___ Stored rows
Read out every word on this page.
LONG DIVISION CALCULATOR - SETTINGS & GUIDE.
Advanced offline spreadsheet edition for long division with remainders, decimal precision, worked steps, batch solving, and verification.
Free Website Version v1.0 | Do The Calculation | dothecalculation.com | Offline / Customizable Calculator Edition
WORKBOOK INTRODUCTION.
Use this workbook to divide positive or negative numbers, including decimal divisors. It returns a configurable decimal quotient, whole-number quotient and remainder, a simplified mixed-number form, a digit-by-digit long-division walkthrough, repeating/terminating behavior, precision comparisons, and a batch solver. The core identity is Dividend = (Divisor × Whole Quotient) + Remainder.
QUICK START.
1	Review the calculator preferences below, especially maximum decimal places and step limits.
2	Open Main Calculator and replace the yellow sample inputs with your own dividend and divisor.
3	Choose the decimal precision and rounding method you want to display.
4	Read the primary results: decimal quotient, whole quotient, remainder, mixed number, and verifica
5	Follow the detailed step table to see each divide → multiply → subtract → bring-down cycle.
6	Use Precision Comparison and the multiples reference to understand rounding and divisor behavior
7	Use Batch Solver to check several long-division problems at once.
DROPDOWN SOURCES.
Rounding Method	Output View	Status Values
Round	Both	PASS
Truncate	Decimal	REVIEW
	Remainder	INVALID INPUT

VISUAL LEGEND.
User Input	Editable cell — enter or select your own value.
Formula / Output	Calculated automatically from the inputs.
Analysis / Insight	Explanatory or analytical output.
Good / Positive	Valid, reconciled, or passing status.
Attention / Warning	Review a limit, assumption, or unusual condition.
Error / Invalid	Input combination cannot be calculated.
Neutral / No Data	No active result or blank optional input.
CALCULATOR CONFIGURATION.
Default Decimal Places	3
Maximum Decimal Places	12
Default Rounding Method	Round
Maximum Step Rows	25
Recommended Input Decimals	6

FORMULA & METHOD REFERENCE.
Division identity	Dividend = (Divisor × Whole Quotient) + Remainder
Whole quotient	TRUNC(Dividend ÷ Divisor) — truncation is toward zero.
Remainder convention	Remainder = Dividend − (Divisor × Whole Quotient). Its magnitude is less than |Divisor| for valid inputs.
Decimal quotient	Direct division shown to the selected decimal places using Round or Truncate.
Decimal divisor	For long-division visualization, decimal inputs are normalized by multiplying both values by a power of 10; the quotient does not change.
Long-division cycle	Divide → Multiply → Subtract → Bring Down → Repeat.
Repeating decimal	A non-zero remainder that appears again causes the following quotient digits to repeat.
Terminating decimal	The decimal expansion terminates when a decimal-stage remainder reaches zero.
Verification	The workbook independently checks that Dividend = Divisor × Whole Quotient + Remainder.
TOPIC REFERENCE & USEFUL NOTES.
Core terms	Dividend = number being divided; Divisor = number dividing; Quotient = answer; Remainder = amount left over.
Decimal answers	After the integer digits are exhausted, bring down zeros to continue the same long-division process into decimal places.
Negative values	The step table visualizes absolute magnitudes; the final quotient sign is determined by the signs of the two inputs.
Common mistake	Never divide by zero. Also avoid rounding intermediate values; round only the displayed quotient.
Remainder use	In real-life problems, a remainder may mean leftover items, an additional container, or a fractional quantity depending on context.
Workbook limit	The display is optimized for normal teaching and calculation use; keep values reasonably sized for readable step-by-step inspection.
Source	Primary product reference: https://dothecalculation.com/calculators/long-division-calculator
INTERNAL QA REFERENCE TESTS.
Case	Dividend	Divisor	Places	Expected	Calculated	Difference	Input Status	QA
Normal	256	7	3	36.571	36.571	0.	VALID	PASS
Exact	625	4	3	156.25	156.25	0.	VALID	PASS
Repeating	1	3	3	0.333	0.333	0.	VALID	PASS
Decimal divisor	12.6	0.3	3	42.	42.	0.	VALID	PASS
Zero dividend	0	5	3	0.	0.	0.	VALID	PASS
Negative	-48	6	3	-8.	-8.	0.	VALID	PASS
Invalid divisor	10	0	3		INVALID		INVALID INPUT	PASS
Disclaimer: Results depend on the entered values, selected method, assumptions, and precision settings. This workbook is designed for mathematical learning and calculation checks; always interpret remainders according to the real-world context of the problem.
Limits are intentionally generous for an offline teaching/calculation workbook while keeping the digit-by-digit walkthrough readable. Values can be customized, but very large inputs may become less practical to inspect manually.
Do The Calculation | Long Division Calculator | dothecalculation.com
______
Task objective:
Return the entries above exactly, each one complete.

Exercise answer:
Read out every word on this page.
LONG DIVISION CALCULATOR - SETTINGS & GUIDE.
Advanced offline spreadsheet edition for long division with remainders, decimal precision, worked steps, batch solving, and verification.
Free Website Version v1.0 | Do The Calculation | dothecalculation.com | Offline / Customizable Calculator Edition
WORKBOOK INTRODUCTION.
Use this workbook to divide positive or negative numbers, including decimal divisors. It returns a configurable decimal quotient, whole-number quotient and remainder, a simplified mixed-number form, a digit-by-digit long-division walkthrough, repeating/terminating behavior, precision comparisons, and a batch solver. The core identity is Dividend = (Divisor × Whole Quotient) + Remainder.
QUICK START.
1	Review the calculator preferences below, especially maximum decimal places and step limits.
2	Open Main Calculator and replace the yellow sample inputs with your own dividend and divisor.
3	Choose the decimal precision and rounding method you want to display.
4	Read the primary results: decimal quotient, whole quotient, remainder, mixed number, and verifica
5	Follow the detailed step table to see each divide → multiply → subtract → bring-down cycle.
6	Use Precision Comparison and the multiples reference to understand rounding and divisor behavior
7	Use Batch Solver to check several long-division problems at once.
DROPDOWN SOURCES.
Rounding Method	Output View	Status Values
Round	Both	PASS
Truncate	Decimal	REVIEW
	Remainder	INVALID INPUT

VISUAL LEGEND.
User Input	Editable cell — enter or select your own value.
Formula / Output	Calculated automatically from the inputs.
Analysis / Insight	Explanatory or analytical output.
Good / Positive	Valid, reconciled, or passing status.
Attention / Warning	Review a limit, assumption, or unusual condition.
Error / Invalid	Input combination cannot be calculated.
Neutral / No Data	No active result or blank optional input.
CALCULATOR CONFIGURATION.
Default Decimal Places	3
Maximum Decimal Places	12
Default Rounding Method	Round
Maximum Step Rows	25
Recommended Input Decimals	6

FORMULA & METHOD REFERENCE.
Division identity	Dividend = (Divisor × Whole Quotient) + Remainder
Whole quotient	TRUNC(Dividend ÷ Divisor) — truncation is toward zero.
Remainder convention	Remainder = Dividend − (Divisor × Whole Quotient). Its magnitude is less than |Divisor| for valid inputs.
Decimal quotient	Direct division shown to the selected decimal places using Round or Truncate.
Decimal divisor	For long-division visualization, decimal inputs are normalized by multiplying both values by a power of 10; the quotient does not change.
Long-division cycle	Divide → Multiply → Subtract → Bring Down → Repeat.
Repeating decimal	A non-zero remainder that appears again causes the following quotient digits to repeat.
Terminating decimal	The decimal expansion terminates when a decimal-stage remainder reaches zero.
Verification	The workbook independently checks that Dividend = Divisor × Whole Quotient + Remainder.
TOPIC REFERENCE & USEFUL NOTES.
Core terms	Dividend = number being divided; Divisor = number dividing; Quotient = answer; Remainder = amount left over.
Decimal answers	After the integer digits are exhausted, bring down zeros to continue the same long-division process into decimal places.
Negative values	The step table visualizes absolute magnitudes; the final quotient sign is determined by the signs of the two inputs.
Common mistake	Never divide by zero. Also avoid rounding intermediate values; round only the displayed quotient.
Remainder use	In real-life problems, a remainder may mean leftover items, an additional container, or a fractional quantity depending on context.
Workbook limit	The display is optimized for normal teaching and calculation use; keep values reasonably sized for readable step-by-step inspection.
Source	Primary product reference: https://dothecalculation.com/calculators/long-division-calculator
INTERNAL QA REFERENCE TESTS.
Case	Dividend	Divisor	Places	Expected	Calculated	Difference	Input Status	QA
Normal	256	7	3	36.571	36.571	0.	VALID	PASS
Exact	625	4	3	156.25	156.25	0.	VALID	PASS
Repeating	1	3	3	0.333	0.333	0.	VALID	PASS
Decimal divisor	12.6	0.3	3	42.	42.	0.	VALID	PASS
Zero dividend	0	5	3	0.	0.	0.	VALID	PASS
Negative	-48	6	3	-8.	-8.	0.	VALID	PASS
Invalid divisor	10	0	3		INVALID		INVALID INPUT	PASS
Disclaimer: Results depend on the entered values, selected method, assumptions, and precision settings. This workbook is designed for mathematical learning and calculation checks; always interpret remainders according to the real-world context of the problem.
Limits are intentionally generous for an offline teaching/calculation workbook while keeping the digit-by-digit walkthrough readable. Values can be customized, but very large inputs may become less practical to inspect manually.
Do The Calculation | Long Division Calculator | dothecalculation.com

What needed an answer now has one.